_Task material:_

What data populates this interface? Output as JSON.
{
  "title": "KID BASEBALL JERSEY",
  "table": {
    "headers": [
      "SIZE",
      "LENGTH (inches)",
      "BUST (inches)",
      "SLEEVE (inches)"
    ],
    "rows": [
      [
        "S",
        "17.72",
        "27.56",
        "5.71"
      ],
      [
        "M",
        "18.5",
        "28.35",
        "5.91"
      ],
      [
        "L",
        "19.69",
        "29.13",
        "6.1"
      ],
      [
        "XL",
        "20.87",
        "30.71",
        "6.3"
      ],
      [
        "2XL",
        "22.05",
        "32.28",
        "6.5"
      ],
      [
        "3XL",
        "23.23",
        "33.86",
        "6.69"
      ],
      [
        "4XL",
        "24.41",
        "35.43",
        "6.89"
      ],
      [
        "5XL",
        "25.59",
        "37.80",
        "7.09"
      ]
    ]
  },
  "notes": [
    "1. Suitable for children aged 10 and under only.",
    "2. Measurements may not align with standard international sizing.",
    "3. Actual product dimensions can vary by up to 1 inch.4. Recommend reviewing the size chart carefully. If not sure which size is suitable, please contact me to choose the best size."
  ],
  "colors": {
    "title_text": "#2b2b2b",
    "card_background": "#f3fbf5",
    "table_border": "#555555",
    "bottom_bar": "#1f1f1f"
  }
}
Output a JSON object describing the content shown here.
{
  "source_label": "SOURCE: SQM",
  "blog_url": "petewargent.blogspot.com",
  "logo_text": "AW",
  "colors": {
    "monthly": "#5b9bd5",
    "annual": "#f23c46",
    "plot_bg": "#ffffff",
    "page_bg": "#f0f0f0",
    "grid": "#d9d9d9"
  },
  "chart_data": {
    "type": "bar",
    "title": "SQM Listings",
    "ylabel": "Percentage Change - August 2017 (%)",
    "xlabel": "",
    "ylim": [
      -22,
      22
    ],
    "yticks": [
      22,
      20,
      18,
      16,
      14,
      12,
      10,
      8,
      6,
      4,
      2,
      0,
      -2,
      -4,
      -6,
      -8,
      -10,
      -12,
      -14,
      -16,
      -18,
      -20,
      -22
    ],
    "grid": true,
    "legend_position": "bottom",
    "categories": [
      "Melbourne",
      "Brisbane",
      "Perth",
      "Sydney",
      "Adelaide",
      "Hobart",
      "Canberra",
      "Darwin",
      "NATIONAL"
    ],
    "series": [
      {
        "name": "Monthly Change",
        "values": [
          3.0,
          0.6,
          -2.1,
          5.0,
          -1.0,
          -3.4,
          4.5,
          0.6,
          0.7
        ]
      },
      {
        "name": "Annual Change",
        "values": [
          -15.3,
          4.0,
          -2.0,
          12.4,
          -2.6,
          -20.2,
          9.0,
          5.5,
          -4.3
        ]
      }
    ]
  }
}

_Set exercise:_
Give the count of lines in the listing that hold the word "Output", with no other text.

_Solved problem:_
2